Extract each line from the entries below that has the string "processing" in it.

── Data to process

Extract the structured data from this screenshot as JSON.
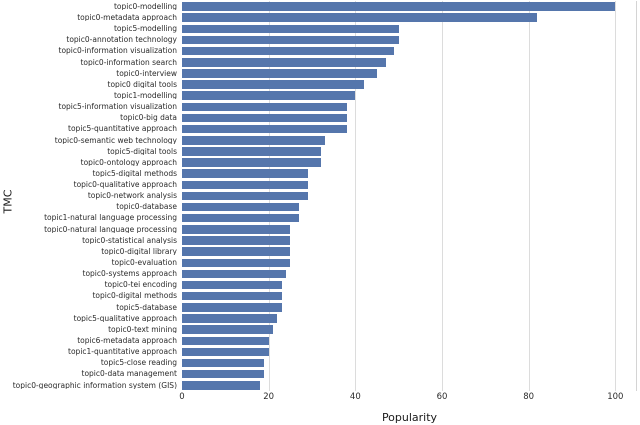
{
  "chart_data": {
    "type": "bar",
    "orientation": "horizontal",
    "title": "",
    "xlabel": "Popularity",
    "ylabel": "TMC",
    "xlim": [
      0,
      105
    ],
    "xticks": [
      0,
      20,
      40,
      60,
      80,
      100
    ],
    "grid": true,
    "legend_position": "none",
    "bar_color": "#5576ac",
    "grid_color": "#dcdcdc",
    "categories": [
      "topic0-modelling",
      "topic0-metadata approach",
      "topic5-modelling",
      "topic0-annotation technology",
      "topic0-information visualization",
      "topic0-information search",
      "topic0-interview",
      "topic0 digital tools",
      "topic1-modelling",
      "topic5-information visualization",
      "topic0-big data",
      "topic5-quantitative approach",
      "topic0-semantic web technology",
      "topic5-digital tools",
      "topic0-ontology approach",
      "topic5-digital methods",
      "topic0-qualitative approach",
      "topic0-network analysis",
      "topic0-database",
      "topic1-natural language processing",
      "topic0-natural language processing",
      "topic0-statistical analysis",
      "topic0-digital library",
      "topic0-evaluation",
      "topic0-systems approach",
      "topic0-tei encoding",
      "topic0-digital methods",
      "topic5-database",
      "topic5-qualitative approach",
      "topic0-text mining",
      "topic6-metadata approach",
      "topic1-quantitative approach",
      "topic5-close reading",
      "topic0-data management",
      "topic0-geographic information system (GIS)"
    ],
    "values": [
      100,
      82,
      50,
      50,
      49,
      47,
      45,
      42,
      40,
      38,
      38,
      38,
      33,
      32,
      32,
      29,
      29,
      29,
      27,
      27,
      25,
      25,
      25,
      25,
      24,
      23,
      23,
      23,
      22,
      21,
      20,
      20,
      19,
      19,
      18
    ]
  }
}
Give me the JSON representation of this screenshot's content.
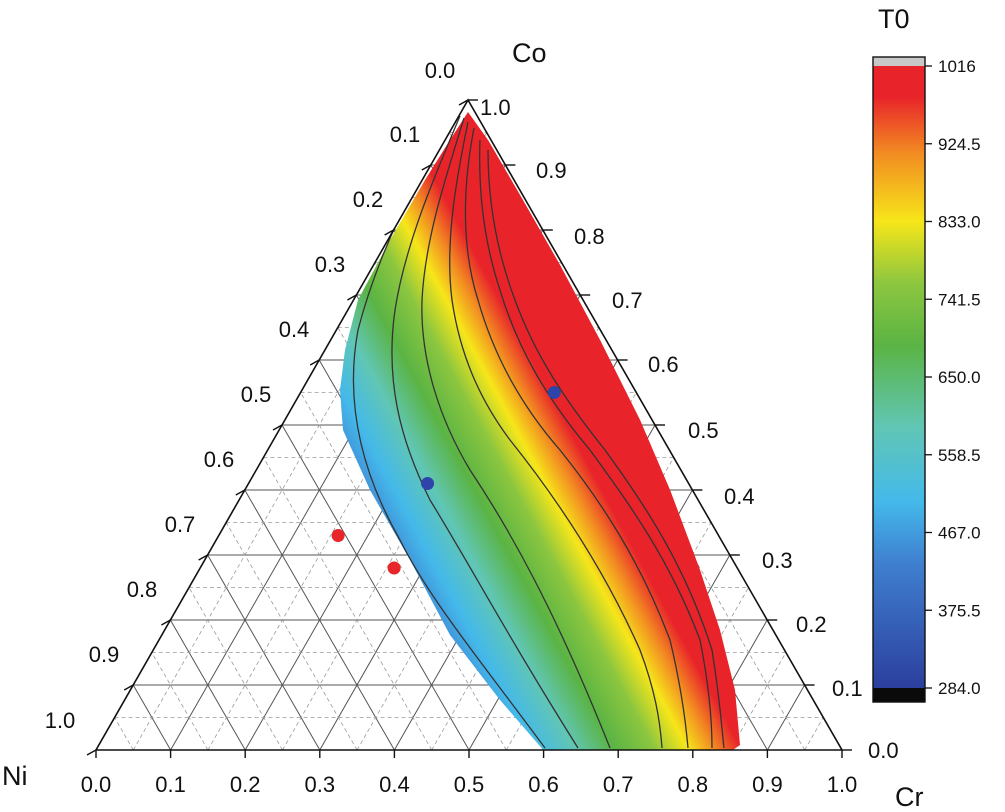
{
  "chart_data": {
    "type": "ternary-contour",
    "axes": {
      "top": {
        "label": "Co",
        "ticks": [
          "0.0",
          "0.1",
          "0.2",
          "0.3",
          "0.4",
          "0.5",
          "0.6",
          "0.7",
          "0.8",
          "0.9",
          "1.0"
        ]
      },
      "right": {
        "label": "Cr",
        "ticks": [
          "0.0",
          "0.1",
          "0.2",
          "0.3",
          "0.4",
          "0.5",
          "0.6",
          "0.7",
          "0.8",
          "0.9",
          "1.0"
        ]
      },
      "left": {
        "label": "Ni",
        "ticks": [
          "0.0",
          "0.1",
          "0.2",
          "0.3",
          "0.4",
          "0.5",
          "0.6",
          "0.7",
          "0.8",
          "0.9",
          "1.0"
        ]
      },
      "bottom": {
        "ticks": [
          "0.0",
          "0.1",
          "0.2",
          "0.3",
          "0.4",
          "0.5",
          "0.6",
          "0.7",
          "0.8",
          "0.9",
          "1.0"
        ]
      }
    },
    "colorbar": {
      "title": "T0",
      "min": 284.0,
      "max": 1016,
      "tick_labels": [
        "1016",
        "924.5",
        "833.0",
        "741.5",
        "650.0",
        "558.5",
        "467.0",
        "375.5",
        "284.0"
      ]
    },
    "contour_levels": [
      375.5,
      467.0,
      558.5,
      650.0,
      741.5,
      833.0,
      924.5
    ],
    "points": [
      {
        "color": "#2e44a8",
        "Ni": 0.11,
        "Cr": 0.34,
        "Co": 0.55
      },
      {
        "color": "#2e44a8",
        "Ni": 0.35,
        "Cr": 0.24,
        "Co": 0.41
      },
      {
        "color": "#e8262a",
        "Ni": 0.51,
        "Cr": 0.16,
        "Co": 0.33
      },
      {
        "color": "#e8262a",
        "Ni": 0.46,
        "Cr": 0.26,
        "Co": 0.28
      }
    ],
    "colors": {
      "low": "#2b3f9e",
      "cyan": "#44b9ea",
      "green": "#5ab444",
      "yellow": "#f6e61a",
      "orange": "#f28b22",
      "red": "#e8242a"
    }
  }
}
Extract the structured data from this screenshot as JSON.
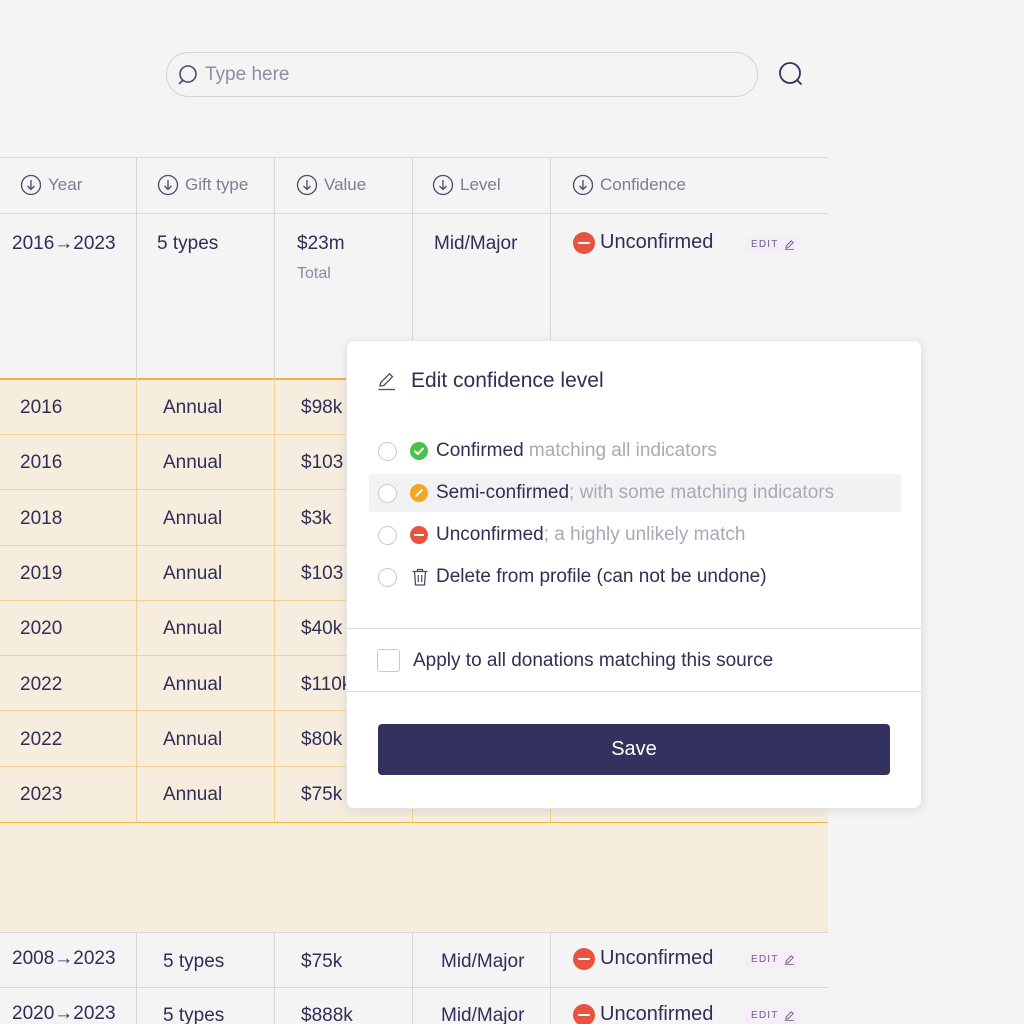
{
  "search": {
    "placeholder": "Type here"
  },
  "table": {
    "headers": [
      "Year",
      "Gift type",
      "Value",
      "Level",
      "Confidence"
    ],
    "summary_row": {
      "year": "2016→2023",
      "gift_type": "5 types",
      "value": "$23m",
      "value_sub": "Total",
      "level": "Mid/Major",
      "confidence": "Unconfirmed",
      "edit_label": "EDIT"
    },
    "expanded_rows": [
      {
        "year": "2016",
        "gift_type": "Annual",
        "value": "$98k"
      },
      {
        "year": "2016",
        "gift_type": "Annual",
        "value": "$103"
      },
      {
        "year": "2018",
        "gift_type": "Annual",
        "value": "$3k"
      },
      {
        "year": "2019",
        "gift_type": "Annual",
        "value": "$103"
      },
      {
        "year": "2020",
        "gift_type": "Annual",
        "value": "$40k"
      },
      {
        "year": "2022",
        "gift_type": "Annual",
        "value": "$110k"
      },
      {
        "year": "2022",
        "gift_type": "Annual",
        "value": "$80k"
      },
      {
        "year": "2023",
        "gift_type": "Annual",
        "value": "$75k"
      }
    ],
    "bottom_rows": [
      {
        "year": "2008→2023",
        "gift_type": "5 types",
        "value": "$75k",
        "level": "Mid/Major",
        "confidence": "Unconfirmed",
        "edit_label": "EDIT"
      },
      {
        "year": "2020→2023",
        "gift_type": "5 types",
        "value": "$888k",
        "level": "Mid/Major",
        "confidence": "Unconfirmed",
        "edit_label": "EDIT"
      }
    ]
  },
  "popover": {
    "title": "Edit confidence level",
    "options": [
      {
        "main": "Confirmed",
        "desc": " matching all indicators",
        "status_color": "#4cc04a",
        "icon": "check-icon"
      },
      {
        "main": "Semi-confirmed",
        "desc": "; with some matching indicators",
        "status_color": "#f3a524",
        "icon": "pencil-icon"
      },
      {
        "main": "Unconfirmed",
        "desc": "; a highly unlikely match",
        "status_color": "#e8533f",
        "icon": "minus-icon"
      },
      {
        "main": "Delete from profile (can not be undone)",
        "desc": "",
        "icon": "trash-icon"
      }
    ],
    "apply_all_label": "Apply to all donations matching this source",
    "save_label": "Save"
  },
  "colors": {
    "primary": "#33325e",
    "expanded_bg": "#f6eddf",
    "expanded_accent": "#f1b23c",
    "unconfirmed": "#e8533f"
  }
}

────

(Answer)
      "topic1-natural language processing",
      "topic0-natural language processing",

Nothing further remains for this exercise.